- _GOAL 1_:
List every web address in the URLS list of the ThreadPoolExecutor tutorial's example code.
- _GOAL 2_:
Return the ThreadPoolExecutor tutorial's text from "How Does the" up to and including "confusing to beginners.", unchanged.
- _GOAL 3_:
Resume the ThreadPoolExecutor tutorial from the point where it stops.

How Does the ThreadPoolExecutor API Example Work

Last Updated on September 12, 2022

The ThreadPoolExecutor Python API provides a short, clever, and dense example of how to use the class that may be confusing to beginners.

In this tutorial, you will discover how the ThreadPoolExecutor API example works line by line.

Let’s get started.

Table of Contents

ThreadPoolExecutor API Example

The API for the ThreadPoolExecutor in Python provides a short example of how to use the class.

Here is the direct link:

ThreadPoolExecutor Example

Below is a copy of the example in its entirety.

import concurrent.futures

import urllib.request

URLS = ['http://www.foxnews.com/',

'http://www.cnn.com/',

'http://europe.wsj.com/',

'http://www.bbc.co.uk/',

'http://some-made-up-domain.com/']

# Retrieve a single page and report the URL and contents

def load_url(url, timeout):

with urllib.request.urlopen(url, timeout=timeout) as conn:

return conn.read()

# We can use a with statement to ensure threads are cleaned up promptly

with concurrent.futures.ThreadPoolExecutor(max_workers=5) as executor:

# Start the load operations and mark each future with its URL

future_to_url = {executor.submit(load_url, url, 60): url for url in URLS}

for future in concurrent.futures.as_completed(future_to_url):

url = future_to_url[future]

try:

data = future.result()

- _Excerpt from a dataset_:
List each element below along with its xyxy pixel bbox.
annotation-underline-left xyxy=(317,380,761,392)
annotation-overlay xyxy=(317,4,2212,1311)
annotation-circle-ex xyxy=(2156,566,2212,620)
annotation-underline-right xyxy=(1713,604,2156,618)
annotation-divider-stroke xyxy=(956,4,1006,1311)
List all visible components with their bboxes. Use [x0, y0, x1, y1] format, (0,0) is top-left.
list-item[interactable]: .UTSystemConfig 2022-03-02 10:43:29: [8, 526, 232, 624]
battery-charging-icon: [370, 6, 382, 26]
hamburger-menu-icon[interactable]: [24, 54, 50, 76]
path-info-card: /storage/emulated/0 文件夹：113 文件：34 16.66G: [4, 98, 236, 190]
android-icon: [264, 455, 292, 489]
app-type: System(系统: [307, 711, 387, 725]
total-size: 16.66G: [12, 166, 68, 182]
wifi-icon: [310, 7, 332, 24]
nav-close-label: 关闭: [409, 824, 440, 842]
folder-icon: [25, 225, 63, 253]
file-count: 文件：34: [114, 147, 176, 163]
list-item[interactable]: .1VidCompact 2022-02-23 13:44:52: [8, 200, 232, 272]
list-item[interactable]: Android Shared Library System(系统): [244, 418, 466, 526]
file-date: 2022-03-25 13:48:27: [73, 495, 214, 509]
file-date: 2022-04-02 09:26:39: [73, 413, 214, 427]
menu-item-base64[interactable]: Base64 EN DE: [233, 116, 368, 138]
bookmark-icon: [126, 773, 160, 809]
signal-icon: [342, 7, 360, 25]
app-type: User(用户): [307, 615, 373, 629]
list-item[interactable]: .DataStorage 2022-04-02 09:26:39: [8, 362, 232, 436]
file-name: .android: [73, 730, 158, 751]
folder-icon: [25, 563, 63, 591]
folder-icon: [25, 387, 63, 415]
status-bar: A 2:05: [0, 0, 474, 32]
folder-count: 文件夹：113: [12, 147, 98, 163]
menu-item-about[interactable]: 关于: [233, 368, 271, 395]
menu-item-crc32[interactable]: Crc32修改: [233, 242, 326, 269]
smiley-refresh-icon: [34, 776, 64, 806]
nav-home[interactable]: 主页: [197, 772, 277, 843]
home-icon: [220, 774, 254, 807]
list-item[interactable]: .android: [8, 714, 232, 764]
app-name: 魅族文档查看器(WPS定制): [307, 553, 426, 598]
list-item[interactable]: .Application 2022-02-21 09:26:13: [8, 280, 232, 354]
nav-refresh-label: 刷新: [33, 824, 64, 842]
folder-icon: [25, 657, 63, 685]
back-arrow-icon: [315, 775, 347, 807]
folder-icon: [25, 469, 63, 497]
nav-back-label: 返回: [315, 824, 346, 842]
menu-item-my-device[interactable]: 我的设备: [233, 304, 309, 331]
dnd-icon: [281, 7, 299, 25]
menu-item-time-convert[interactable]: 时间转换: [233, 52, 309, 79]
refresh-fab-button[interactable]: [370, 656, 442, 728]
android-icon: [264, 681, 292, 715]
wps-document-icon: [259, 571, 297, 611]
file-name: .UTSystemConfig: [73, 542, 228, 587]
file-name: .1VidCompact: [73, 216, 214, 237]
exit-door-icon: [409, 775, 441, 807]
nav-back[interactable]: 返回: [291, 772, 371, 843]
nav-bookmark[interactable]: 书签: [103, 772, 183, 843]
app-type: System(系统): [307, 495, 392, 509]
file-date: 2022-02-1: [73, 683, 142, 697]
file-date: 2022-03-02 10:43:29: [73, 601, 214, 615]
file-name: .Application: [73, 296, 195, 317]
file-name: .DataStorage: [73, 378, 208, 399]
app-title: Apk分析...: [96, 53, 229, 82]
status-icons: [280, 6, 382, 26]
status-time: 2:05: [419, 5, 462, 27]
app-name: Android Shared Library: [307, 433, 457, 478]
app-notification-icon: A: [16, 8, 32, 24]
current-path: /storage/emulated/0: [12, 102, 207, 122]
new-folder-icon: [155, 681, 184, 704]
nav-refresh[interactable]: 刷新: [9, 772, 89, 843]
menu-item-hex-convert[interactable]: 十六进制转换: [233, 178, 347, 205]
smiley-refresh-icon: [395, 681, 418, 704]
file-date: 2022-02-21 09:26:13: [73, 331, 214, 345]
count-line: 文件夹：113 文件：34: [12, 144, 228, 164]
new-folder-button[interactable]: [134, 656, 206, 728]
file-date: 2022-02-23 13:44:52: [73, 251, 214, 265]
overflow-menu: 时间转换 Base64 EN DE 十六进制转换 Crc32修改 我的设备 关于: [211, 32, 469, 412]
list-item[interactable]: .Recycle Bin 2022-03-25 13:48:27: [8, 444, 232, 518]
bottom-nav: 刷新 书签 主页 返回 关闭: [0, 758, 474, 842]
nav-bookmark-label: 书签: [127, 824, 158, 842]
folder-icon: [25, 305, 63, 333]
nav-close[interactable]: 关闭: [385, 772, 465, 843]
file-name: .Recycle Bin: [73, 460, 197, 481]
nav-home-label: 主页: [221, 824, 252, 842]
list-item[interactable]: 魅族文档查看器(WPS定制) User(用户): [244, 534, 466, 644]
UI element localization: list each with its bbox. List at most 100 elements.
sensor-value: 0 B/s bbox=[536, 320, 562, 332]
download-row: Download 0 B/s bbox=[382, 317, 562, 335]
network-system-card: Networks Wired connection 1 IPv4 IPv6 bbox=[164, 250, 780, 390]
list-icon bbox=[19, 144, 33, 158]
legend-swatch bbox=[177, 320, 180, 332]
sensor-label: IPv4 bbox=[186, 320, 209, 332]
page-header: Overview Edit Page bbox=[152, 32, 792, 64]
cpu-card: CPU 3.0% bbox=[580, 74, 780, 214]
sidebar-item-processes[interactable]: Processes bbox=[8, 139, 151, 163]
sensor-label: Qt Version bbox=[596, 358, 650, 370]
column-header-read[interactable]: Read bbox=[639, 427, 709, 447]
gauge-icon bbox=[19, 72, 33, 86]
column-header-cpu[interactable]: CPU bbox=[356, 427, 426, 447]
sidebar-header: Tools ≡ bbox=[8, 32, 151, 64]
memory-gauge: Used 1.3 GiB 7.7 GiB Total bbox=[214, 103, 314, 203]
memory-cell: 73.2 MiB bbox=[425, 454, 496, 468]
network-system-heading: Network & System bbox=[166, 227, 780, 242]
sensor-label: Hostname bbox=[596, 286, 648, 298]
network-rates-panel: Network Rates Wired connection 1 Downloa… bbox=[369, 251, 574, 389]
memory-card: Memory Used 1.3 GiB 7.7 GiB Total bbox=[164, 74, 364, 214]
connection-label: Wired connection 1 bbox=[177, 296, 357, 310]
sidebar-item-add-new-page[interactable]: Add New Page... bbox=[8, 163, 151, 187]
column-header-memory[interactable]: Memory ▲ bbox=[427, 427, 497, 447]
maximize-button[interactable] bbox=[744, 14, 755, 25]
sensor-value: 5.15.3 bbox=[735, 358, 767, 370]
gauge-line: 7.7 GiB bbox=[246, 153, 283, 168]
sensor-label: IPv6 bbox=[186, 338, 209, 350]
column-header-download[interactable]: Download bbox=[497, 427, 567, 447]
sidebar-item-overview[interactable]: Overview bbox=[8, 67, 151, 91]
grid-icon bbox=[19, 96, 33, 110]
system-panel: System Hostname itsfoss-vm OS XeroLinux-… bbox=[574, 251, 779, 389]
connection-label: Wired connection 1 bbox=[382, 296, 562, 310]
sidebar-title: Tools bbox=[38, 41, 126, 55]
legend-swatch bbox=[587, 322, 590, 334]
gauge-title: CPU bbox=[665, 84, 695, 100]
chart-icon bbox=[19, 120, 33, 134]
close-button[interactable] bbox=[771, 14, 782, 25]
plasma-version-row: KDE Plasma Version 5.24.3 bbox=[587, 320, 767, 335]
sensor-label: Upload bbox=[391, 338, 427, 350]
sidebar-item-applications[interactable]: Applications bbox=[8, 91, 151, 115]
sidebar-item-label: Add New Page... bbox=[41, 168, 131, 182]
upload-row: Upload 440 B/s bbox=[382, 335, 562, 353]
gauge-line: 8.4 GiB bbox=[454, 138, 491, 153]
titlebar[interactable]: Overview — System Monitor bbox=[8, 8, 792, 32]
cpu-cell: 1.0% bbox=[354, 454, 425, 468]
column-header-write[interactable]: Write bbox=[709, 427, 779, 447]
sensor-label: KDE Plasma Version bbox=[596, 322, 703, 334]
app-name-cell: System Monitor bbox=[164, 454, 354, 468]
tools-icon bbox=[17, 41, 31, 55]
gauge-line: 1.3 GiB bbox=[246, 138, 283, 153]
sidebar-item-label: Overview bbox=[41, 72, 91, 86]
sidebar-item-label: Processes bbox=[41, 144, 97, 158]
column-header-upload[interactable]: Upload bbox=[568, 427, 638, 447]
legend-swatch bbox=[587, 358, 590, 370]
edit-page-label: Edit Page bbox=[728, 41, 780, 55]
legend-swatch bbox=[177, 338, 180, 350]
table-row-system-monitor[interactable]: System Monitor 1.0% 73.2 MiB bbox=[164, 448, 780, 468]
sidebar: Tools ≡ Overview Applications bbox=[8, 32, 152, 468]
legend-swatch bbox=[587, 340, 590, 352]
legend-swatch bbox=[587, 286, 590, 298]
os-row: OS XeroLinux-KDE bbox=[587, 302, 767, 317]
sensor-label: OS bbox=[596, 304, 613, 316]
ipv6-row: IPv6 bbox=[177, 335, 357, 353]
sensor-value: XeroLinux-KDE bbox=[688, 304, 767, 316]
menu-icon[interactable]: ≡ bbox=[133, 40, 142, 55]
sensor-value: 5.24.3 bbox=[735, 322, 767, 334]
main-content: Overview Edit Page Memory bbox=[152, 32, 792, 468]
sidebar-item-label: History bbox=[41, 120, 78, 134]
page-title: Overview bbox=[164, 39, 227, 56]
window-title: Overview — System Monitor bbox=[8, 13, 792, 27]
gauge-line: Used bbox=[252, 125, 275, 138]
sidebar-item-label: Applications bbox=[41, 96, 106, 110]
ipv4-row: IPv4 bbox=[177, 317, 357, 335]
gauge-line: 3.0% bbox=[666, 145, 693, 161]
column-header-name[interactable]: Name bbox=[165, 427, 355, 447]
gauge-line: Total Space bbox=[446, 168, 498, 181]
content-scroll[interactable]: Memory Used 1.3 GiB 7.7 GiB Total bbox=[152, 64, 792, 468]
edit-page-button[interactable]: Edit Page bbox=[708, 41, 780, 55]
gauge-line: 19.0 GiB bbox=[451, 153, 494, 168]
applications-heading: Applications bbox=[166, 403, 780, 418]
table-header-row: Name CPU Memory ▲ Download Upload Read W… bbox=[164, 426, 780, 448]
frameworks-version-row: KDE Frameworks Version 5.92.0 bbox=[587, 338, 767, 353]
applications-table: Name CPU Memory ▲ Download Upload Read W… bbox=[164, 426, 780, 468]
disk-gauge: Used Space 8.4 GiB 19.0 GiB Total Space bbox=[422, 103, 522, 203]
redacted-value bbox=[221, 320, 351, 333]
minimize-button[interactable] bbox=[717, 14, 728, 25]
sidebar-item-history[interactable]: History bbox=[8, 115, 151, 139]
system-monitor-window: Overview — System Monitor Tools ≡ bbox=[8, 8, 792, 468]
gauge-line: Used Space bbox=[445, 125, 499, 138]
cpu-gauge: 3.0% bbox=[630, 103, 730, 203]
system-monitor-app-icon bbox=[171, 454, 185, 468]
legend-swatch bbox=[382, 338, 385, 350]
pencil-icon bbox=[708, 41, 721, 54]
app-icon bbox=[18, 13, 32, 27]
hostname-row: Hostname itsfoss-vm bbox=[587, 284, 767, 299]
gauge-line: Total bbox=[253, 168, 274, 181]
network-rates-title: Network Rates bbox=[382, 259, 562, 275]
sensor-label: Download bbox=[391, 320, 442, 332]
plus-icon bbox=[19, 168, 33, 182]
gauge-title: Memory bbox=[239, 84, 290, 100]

- _EXERCISE ANSWER 1_:
http://www.foxnews.com/
http://www.cnn.com/
http://europe.wsj.com/
http://www.bbc.co.uk/
http://some-made-up-domain.com/

- _EXERCISE ANSWER 2_:
How Does the ThreadPoolExecutor API Example Work

Last Updated on September 12, 2022

The ThreadPoolExecutor Python API provides a short, clever, and dense example of how to use the class that may be confusing to beginners.

- _EXERCISE ANSWER 3_:
except Exception as exc:

print('%r generated an exception: %s' % (url, exc))

else:

print('%r page is %d bytes' % (url, len(data)))

Running the example reports URLs and the number of bytes for each or an error message if the page could not be accessed.

'http://www.foxnews.com/' page is 282256 bytes

'http://www.cnn.com/' page is 1122228 bytes

'http://some-made-up-domain.com/' generated an exception: HTTP Error 400: Bad Request

'http://europe.wsj.com/' generated an exception: HTTP Error 403: Forbidden

'http://www.bbc.co.uk/' page is 364082 bytes

It is a short and sweet example of how to use the ThreadPoolExecutor class for an IO-bound task.

Nevertheless, if you are new to Python or new to the ThreadPoolExecutor class, it can be confusing.

What is happening in this example?

Run loops using all CPUs, download your FREE book to learn how.

Explanation of the ThreadPoolExecutor API Example

The ThreadPoolExecutor API example is divided into three parts.

The first is the data defined in the URLs constant.

It lists five URLs, three of which can be accessed and two of which cannot.

...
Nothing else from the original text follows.